Stored items
━━━━━━━━━━━━━━━━━━━━━━━━━━━━━━

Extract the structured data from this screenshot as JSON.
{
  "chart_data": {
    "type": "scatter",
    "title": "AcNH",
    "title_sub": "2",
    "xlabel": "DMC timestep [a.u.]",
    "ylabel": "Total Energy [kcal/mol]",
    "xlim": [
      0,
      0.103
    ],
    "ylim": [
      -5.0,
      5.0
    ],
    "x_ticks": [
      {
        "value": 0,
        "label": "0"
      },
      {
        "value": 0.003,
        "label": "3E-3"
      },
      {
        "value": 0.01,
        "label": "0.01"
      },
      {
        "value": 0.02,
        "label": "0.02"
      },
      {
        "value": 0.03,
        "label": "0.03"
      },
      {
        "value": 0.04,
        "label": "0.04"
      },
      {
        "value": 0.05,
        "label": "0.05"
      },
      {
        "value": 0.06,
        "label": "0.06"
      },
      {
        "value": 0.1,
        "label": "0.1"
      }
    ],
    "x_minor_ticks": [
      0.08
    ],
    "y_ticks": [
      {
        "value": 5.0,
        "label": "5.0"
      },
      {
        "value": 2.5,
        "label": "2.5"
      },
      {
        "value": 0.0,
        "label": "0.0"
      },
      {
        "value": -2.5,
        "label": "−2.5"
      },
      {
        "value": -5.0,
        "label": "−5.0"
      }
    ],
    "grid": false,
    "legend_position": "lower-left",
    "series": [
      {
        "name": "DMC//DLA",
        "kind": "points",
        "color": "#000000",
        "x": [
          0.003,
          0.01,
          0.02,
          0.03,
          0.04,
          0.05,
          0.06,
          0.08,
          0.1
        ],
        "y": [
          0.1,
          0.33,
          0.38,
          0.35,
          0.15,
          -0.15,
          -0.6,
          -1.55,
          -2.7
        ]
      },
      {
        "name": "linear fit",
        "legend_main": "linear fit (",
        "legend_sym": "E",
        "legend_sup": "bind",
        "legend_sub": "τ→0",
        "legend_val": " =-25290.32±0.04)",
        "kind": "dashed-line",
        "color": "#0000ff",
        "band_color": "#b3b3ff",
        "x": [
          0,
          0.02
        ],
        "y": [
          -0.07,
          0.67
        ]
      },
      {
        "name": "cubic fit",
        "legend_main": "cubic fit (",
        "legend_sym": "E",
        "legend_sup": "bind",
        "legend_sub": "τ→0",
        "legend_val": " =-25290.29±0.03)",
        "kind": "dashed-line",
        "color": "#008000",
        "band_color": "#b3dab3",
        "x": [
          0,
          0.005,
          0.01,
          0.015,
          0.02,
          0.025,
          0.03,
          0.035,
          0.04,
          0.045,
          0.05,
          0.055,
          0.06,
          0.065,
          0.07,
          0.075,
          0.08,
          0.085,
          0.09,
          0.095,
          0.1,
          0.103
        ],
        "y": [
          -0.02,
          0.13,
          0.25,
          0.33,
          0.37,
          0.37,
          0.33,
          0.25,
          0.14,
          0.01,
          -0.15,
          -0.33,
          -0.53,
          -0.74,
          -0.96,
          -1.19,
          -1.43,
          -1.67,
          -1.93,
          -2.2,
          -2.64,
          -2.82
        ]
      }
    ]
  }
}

━━━━━━━━━━━━━━━━━━━━━━━━━━━━━━

▶ **TASK GOAL**
Pull out every line containing "name".

▶ **OUTPUT FOR THIS EXERCISE**
        "name": "DMC//DLA",
        "name": "linear fit",
        "name": "cubic fit",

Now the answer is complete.